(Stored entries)
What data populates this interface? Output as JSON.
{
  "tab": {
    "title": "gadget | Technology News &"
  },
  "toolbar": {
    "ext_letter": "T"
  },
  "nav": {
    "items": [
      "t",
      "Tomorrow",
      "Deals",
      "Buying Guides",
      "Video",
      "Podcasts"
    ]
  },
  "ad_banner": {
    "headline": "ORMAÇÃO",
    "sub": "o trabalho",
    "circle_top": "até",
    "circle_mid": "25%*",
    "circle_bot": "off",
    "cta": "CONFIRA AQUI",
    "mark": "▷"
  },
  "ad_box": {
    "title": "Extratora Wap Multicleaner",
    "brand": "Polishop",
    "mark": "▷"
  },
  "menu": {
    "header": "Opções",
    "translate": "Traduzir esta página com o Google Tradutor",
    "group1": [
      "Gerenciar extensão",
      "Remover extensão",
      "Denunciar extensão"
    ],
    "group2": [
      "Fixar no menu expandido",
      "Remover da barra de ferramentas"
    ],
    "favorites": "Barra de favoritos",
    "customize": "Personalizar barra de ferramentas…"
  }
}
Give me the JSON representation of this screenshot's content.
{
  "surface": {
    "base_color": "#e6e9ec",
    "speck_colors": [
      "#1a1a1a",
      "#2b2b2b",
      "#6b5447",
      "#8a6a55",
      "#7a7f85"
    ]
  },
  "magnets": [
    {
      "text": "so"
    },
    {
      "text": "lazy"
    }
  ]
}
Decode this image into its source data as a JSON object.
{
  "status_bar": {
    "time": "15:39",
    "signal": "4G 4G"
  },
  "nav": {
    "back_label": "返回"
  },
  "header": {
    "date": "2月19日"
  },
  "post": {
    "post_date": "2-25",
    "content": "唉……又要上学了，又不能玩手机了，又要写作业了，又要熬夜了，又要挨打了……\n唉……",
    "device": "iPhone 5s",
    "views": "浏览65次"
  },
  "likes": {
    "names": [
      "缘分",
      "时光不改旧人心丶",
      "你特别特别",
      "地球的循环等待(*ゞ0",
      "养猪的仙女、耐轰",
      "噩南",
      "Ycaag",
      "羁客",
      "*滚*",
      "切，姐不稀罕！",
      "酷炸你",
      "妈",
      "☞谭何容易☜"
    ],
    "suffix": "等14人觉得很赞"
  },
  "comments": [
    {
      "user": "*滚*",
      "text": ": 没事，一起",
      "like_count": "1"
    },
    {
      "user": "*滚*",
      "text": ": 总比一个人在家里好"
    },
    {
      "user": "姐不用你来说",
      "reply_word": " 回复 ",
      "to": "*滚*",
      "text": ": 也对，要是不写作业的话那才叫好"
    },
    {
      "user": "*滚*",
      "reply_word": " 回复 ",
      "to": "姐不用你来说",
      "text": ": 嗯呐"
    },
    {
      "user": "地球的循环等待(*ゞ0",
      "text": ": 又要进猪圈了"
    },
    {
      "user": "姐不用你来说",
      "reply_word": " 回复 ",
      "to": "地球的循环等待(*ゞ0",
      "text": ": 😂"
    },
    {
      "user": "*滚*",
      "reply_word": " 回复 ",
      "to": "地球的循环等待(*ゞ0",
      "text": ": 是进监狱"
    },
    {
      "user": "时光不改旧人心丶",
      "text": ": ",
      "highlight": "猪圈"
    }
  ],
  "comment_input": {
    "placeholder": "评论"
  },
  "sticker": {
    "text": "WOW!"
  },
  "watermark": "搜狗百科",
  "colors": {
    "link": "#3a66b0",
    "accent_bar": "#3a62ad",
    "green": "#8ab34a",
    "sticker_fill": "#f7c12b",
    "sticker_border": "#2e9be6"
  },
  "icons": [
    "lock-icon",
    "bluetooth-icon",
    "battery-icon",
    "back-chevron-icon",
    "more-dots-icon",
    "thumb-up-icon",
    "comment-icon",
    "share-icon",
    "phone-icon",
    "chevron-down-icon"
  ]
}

- Work required: Indicate how many lines of the material include the word "ferramentas"; the number alone is required.

- Full output: 2